Repeat every record below exactly as written.
==*==
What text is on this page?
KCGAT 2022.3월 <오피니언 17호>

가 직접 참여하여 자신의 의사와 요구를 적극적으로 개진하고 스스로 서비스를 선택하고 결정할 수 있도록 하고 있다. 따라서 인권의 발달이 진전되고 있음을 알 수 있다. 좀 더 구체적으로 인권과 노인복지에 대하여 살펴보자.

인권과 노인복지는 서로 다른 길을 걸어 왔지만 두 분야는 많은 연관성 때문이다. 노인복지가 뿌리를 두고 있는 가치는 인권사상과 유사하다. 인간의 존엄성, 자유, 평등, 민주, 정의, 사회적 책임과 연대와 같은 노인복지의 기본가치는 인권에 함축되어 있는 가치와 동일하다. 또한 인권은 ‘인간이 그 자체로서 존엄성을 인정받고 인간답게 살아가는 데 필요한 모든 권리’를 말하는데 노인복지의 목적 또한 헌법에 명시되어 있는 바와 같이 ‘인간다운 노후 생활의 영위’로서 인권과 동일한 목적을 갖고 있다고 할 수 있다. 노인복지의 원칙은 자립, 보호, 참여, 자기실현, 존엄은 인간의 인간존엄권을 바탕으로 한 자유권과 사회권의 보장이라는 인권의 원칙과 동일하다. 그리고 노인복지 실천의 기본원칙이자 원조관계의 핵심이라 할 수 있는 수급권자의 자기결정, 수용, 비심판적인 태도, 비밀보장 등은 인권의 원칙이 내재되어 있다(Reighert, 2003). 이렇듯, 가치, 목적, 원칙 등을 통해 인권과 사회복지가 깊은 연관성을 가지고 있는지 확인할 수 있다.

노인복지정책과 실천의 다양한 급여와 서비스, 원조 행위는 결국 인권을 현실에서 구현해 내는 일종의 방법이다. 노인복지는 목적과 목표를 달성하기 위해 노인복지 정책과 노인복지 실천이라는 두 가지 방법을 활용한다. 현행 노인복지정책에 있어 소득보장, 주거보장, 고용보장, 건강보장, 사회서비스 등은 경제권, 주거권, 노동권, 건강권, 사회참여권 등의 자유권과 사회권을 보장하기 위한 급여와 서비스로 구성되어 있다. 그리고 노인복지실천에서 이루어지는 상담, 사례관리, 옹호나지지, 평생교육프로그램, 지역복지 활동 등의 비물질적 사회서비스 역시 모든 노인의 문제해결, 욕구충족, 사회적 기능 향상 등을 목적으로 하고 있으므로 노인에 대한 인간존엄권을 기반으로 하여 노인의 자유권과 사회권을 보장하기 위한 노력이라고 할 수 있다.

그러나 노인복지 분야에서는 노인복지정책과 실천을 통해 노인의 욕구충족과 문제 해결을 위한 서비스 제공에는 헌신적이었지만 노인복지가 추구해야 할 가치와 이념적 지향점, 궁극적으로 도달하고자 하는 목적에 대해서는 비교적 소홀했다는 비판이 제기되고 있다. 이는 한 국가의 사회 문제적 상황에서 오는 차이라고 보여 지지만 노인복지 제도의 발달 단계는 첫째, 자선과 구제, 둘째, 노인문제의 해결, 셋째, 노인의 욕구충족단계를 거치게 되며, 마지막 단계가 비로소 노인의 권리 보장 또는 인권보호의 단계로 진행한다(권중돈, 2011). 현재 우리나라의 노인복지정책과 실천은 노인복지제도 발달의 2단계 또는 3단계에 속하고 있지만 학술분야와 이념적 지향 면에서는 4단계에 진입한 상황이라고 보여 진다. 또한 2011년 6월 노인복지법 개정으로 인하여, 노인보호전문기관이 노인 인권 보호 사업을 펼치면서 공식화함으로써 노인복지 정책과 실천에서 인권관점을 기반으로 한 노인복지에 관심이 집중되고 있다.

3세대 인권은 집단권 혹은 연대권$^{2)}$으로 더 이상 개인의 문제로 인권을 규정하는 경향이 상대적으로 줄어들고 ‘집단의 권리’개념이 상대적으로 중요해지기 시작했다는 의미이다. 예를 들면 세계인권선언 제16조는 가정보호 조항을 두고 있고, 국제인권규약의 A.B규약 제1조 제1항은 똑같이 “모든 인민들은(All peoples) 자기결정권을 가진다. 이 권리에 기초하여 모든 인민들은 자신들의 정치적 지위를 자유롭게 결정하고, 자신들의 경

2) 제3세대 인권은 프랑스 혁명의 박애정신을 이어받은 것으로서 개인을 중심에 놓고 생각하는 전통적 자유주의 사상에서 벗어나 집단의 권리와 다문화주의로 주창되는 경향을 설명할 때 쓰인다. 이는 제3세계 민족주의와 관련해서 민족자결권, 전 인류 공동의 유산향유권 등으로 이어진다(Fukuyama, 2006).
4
==*==
— Solution for this exercise —
What text is on this page?
KCGAT 2022.3월 <오피니언 17호>

가 직접 참여하여 자신의 의사와 요구를 적극적으로 개진하고 스스로 서비스를 선택하고 결정할 수 있도록 하고 있다. 따라서 인권의 발달이 진전되고 있음을 알 수 있다. 좀 더 구체적으로 인권과 노인복지에 대하여 살펴보자.

인권과 노인복지는 서로 다른 길을 걸어 왔지만 두 분야는 많은 연관성 때문이다. 노인복지가 뿌리를 두고 있는 가치는 인권사상과 유사하다. 인간의 존엄성, 자유, 평등, 민주, 정의, 사회적 책임과 연대와 같은 노인복지의 기본가치는 인권에 함축되어 있는 가치와 동일하다. 또한 인권은 ‘인간이 그 자체로서 존엄성을 인정받고 인간답게 살아가는 데 필요한 모든 권리’를 말하는데 노인복지의 목적 또한 헌법에 명시되어 있는 바와 같이 ‘인간다운 노후 생활의 영위’로서 인권과 동일한 목적을 갖고 있다고 할 수 있다. 노인복지의 원칙은 자립, 보호, 참여, 자기실현, 존엄은 인간의 인간존엄권을 바탕으로 한 자유권과 사회권의 보장이라는 인권의 원칙과 동일하다. 그리고 노인복지 실천의 기본원칙이자 원조관계의 핵심이라 할 수 있는 수급권자의 자기결정, 수용, 비심판적인 태도, 비밀보장 등은 인권의 원칙이 내재되어 있다(Reighert, 2003). 이렇듯, 가치, 목적, 원칙 등을 통해 인권과 사회복지가 깊은 연관성을 가지고 있는지 확인할 수 있다.

노인복지정책과 실천의 다양한 급여와 서비스, 원조 행위는 결국 인권을 현실에서 구현해 내는 일종의 방법이다. 노인복지는 목적과 목표를 달성하기 위해 노인복지 정책과 노인복지 실천이라는 두 가지 방법을 활용한다. 현행 노인복지정책에 있어 소득보장, 주거보장, 고용보장, 건강보장, 사회서비스 등은 경제권, 주거권, 노동권, 건강권, 사회참여권 등의 자유권과 사회권을 보장하기 위한 급여와 서비스로 구성되어 있다. 그리고 노인복지실천에서 이루어지는 상담, 사례관리, 옹호나지지, 평생교육프로그램, 지역복지 활동 등의 비물질적 사회서비스 역시 모든 노인의 문제해결, 욕구충족, 사회적 기능 향상 등을 목적으로 하고 있으므로 노인에 대한 인간존엄권을 기반으로 하여 노인의 자유권과 사회권을 보장하기 위한 노력이라고 할 수 있다.

그러나 노인복지 분야에서는 노인복지정책과 실천을 통해 노인의 욕구충족과 문제 해결을 위한 서비스 제공에는 헌신적이었지만 노인복지가 추구해야 할 가치와 이념적 지향점, 궁극적으로 도달하고자 하는 목적에 대해서는 비교적 소홀했다는 비판이 제기되고 있다. 이는 한 국가의 사회 문제적 상황에서 오는 차이라고 보여 지지만 노인복지 제도의 발달 단계는 첫째, 자선과 구제, 둘째, 노인문제의 해결, 셋째, 노인의 욕구충족단계를 거치게 되며, 마지막 단계가 비로소 노인의 권리 보장 또는 인권보호의 단계로 진행한다(권중돈, 2011). 현재 우리나라의 노인복지정책과 실천은 노인복지제도 발달의 2단계 또는 3단계에 속하고 있지만 학술분야와 이념적 지향 면에서는 4단계에 진입한 상황이라고 보여 진다. 또한 2011년 6월 노인복지법 개정으로 인하여, 노인보호전문기관이 노인 인권 보호 사업을 펼치면서 공식화함으로써 노인복지 정책과 실천에서 인권관점을 기반으로 한 노인복지에 관심이 집중되고 있다.

3세대 인권은 집단권 혹은 연대권$^{2)}$으로 더 이상 개인의 문제로 인권을 규정하는 경향이 상대적으로 줄어들고 ‘집단의 권리’개념이 상대적으로 중요해지기 시작했다는 의미이다. 예를 들면 세계인권선언 제16조는 가정보호 조항을 두고 있고, 국제인권규약의 A.B규약 제1조 제1항은 똑같이 “모든 인민들은(All peoples) 자기결정권을 가진다. 이 권리에 기초하여 모든 인민들은 자신들의 정치적 지위를 자유롭게 결정하고, 자신들의 경

2) 제3세대 인권은 프랑스 혁명의 박애정신을 이어받은 것으로서 개인을 중심에 놓고 생각하는 전통적 자유주의 사상에서 벗어나 집단의 권리와 다문화주의로 주창되는 경향을 설명할 때 쓰인다. 이는 제3세계 민족주의와 관련해서 민족자결권, 전 인류 공동의 유산향유권 등으로 이어진다(Fukuyama, 2006).
4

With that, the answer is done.